┌─ Exercise materials

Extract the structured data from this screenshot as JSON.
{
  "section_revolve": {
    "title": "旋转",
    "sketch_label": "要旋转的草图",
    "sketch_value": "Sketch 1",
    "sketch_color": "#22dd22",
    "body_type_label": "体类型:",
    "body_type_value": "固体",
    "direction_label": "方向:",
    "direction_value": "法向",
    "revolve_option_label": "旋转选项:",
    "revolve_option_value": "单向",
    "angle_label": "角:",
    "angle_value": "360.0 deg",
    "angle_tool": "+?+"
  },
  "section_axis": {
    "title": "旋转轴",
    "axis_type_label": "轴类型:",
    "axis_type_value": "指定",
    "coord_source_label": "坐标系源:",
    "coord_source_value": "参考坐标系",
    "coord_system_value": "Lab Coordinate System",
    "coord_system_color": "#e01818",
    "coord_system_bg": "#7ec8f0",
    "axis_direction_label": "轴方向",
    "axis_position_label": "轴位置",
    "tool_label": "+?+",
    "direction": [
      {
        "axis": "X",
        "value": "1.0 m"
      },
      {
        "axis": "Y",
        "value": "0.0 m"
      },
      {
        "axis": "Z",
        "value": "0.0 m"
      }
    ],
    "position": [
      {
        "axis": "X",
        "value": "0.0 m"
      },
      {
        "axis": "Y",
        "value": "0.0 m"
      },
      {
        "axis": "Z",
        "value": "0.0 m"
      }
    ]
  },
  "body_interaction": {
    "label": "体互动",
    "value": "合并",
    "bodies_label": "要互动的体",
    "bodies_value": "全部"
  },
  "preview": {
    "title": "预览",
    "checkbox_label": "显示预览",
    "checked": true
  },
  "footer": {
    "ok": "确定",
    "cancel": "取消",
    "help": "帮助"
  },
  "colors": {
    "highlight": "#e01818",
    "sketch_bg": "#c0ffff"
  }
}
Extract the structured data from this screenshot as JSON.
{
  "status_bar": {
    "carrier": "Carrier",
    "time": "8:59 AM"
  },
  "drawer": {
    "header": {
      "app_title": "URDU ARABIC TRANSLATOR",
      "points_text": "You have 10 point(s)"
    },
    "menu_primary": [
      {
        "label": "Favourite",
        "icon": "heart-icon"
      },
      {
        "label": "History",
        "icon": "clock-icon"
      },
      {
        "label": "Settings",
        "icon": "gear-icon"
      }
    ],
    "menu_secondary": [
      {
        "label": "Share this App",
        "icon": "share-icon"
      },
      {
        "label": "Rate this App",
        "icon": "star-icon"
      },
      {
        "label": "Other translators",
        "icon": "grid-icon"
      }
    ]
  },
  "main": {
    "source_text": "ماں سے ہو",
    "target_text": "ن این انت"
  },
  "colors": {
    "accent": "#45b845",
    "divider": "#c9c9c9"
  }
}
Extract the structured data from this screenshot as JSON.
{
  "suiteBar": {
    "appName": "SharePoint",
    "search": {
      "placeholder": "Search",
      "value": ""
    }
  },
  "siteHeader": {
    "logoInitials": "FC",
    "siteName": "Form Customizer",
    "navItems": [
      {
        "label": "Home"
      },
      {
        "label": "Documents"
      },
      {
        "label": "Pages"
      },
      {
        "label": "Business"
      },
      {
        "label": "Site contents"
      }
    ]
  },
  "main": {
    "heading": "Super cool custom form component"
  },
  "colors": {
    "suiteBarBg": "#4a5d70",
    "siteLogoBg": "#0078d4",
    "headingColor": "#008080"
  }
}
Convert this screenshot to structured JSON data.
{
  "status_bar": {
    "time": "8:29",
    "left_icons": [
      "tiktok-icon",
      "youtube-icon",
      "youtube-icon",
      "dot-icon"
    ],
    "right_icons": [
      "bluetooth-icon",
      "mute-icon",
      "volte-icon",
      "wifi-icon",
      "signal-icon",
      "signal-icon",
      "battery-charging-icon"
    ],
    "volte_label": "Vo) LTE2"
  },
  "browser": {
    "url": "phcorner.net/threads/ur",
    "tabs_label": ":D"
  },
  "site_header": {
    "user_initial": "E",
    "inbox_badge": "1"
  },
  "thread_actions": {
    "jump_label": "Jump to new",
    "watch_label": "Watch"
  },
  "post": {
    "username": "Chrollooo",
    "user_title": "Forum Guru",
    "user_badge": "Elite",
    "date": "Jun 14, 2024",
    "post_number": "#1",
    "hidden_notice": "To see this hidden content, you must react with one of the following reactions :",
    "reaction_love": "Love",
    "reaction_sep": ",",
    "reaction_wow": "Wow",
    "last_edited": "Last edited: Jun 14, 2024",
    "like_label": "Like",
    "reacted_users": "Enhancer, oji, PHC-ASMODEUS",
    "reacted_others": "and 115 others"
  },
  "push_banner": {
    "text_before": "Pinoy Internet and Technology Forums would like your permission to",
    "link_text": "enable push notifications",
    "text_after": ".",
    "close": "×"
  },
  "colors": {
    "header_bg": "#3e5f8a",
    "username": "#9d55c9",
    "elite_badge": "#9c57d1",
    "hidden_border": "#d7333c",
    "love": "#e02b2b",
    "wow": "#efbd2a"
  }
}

└─

- **Given request**
Output all of the material exactly as written.

- **The answer**
Extract the structured data from this screenshot as JSON.
{
  "section_revolve": {
    "title": "旋转",
    "sketch_label": "要旋转的草图",
    "sketch_value": "Sketch 1",
    "sketch_color": "#22dd22",
    "body_type_label": "体类型:",
    "body_type_value": "固体",
    "direction_label": "方向:",
    "direction_value": "法向",
    "revolve_option_label": "旋转选项:",
    "revolve_option_value": "单向",
    "angle_label": "角:",
    "angle_value": "360.0 deg",
    "angle_tool": "+?+"
  },
  "section_axis": {
    "title": "旋转轴",
    "axis_type_label": "轴类型:",
    "axis_type_value": "指定",
    "coord_source_label": "坐标系源:",
    "coord_source_value": "参考坐标系",
    "coord_system_value": "Lab Coordinate System",
    "coord_system_color": "#e01818",
    "coord_system_bg": "#7ec8f0",
    "axis_direction_label": "轴方向",
    "axis_position_label": "轴位置",
    "tool_label": "+?+",
    "direction": [
      {
        "axis": "X",
        "value": "1.0 m"
      },
      {
        "axis": "Y",
        "value": "0.0 m"
      },
      {
        "axis": "Z",
        "value": "0.0 m"
      }
    ],
    "position": [
      {
        "axis": "X",
        "value": "0.0 m"
      },
      {
        "axis": "Y",
        "value": "0.0 m"
      },
      {
        "axis": "Z",
        "value": "0.0 m"
      }
    ]
  },
  "body_interaction": {
    "label": "体互动",
    "value": "合并",
    "bodies_label": "要互动的体",
    "bodies_value": "全部"
  },
  "preview": {
    "title": "预览",
    "checkbox_label": "显示预览",
    "checked": true
  },
  "footer": {
    "ok": "确定",
    "cancel": "取消",
    "help": "帮助"
  },
  "colors": {
    "highlight": "#e01818",
    "sketch_bg": "#c0ffff"
  }
}
Extract the structured data from this screenshot as JSON.
{
  "status_bar": {
    "carrier": "Carrier",
    "time": "8:59 AM"
  },
  "drawer": {
    "header": {
      "app_title": "URDU ARABIC TRANSLATOR",
      "points_text": "You have 10 point(s)"
    },
    "menu_primary": [
      {
        "label": "Favourite",
        "icon": "heart-icon"
      },
      {
        "label": "History",
        "icon": "clock-icon"
      },
      {
        "label": "Settings",
        "icon": "gear-icon"
      }
    ],
    "menu_secondary": [
      {
        "label": "Share this App",
        "icon": "share-icon"
      },
      {
        "label": "Rate this App",
        "icon": "star-icon"
      },
      {
        "label": "Other translators",
        "icon": "grid-icon"
      }
    ]
  },
  "main": {
    "source_text": "ماں سے ہو",
    "target_text": "ن این انت"
  },
  "colors": {
    "accent": "#45b845",
    "divider": "#c9c9c9"
  }
}
Extract the structured data from this screenshot as JSON.
{
  "suiteBar": {
    "appName": "SharePoint",
    "search": {
      "placeholder": "Search",
      "value": ""
    }
  },
  "siteHeader": {
    "logoInitials": "FC",
    "siteName": "Form Customizer",
    "navItems": [
      {
        "label": "Home"
      },
      {
        "label": "Documents"
      },
      {
        "label": "Pages"
      },
      {
        "label": "Business"
      },
      {
        "label": "Site contents"
      }
    ]
  },
  "main": {
    "heading": "Super cool custom form component"
  },
  "colors": {
    "suiteBarBg": "#4a5d70",
    "siteLogoBg": "#0078d4",
    "headingColor": "#008080"
  }
}
Convert this screenshot to structured JSON data.
{
  "status_bar": {
    "time": "8:29",
    "left_icons": [
      "tiktok-icon",
      "youtube-icon",
      "youtube-icon",
      "dot-icon"
    ],
    "right_icons": [
      "bluetooth-icon",
      "mute-icon",
      "volte-icon",
      "wifi-icon",
      "signal-icon",
      "signal-icon",
      "battery-charging-icon"
    ],
    "volte_label": "Vo) LTE2"
  },
  "browser": {
    "url": "phcorner.net/threads/ur",
    "tabs_label": ":D"
  },
  "site_header": {
    "user_initial": "E",
    "inbox_badge": "1"
  },
  "thread_actions": {
    "jump_label": "Jump to new",
    "watch_label": "Watch"
  },
  "post": {
    "username": "Chrollooo",
    "user_title": "Forum Guru",
    "user_badge": "Elite",
    "date": "Jun 14, 2024",
    "post_number": "#1",
    "hidden_notice": "To see this hidden content, you must react with one of the following reactions :",
    "reaction_love": "Love",
    "reaction_sep": ",",
    "reaction_wow": "Wow",
    "last_edited": "Last edited: Jun 14, 2024",
    "like_label": "Like",
    "reacted_users": "Enhancer, oji, PHC-ASMODEUS",
    "reacted_others": "and 115 others"
  },
  "push_banner": {
    "text_before": "Pinoy Internet and Technology Forums would like your permission to",
    "link_text": "enable push notifications",
    "text_after": ".",
    "close": "×"
  },
  "colors": {
    "header_bg": "#3e5f8a",
    "username": "#9d55c9",
    "elite_badge": "#9c57d1",
    "hidden_border": "#d7333c",
    "love": "#e02b2b",
    "wow": "#efbd2a"
  }
}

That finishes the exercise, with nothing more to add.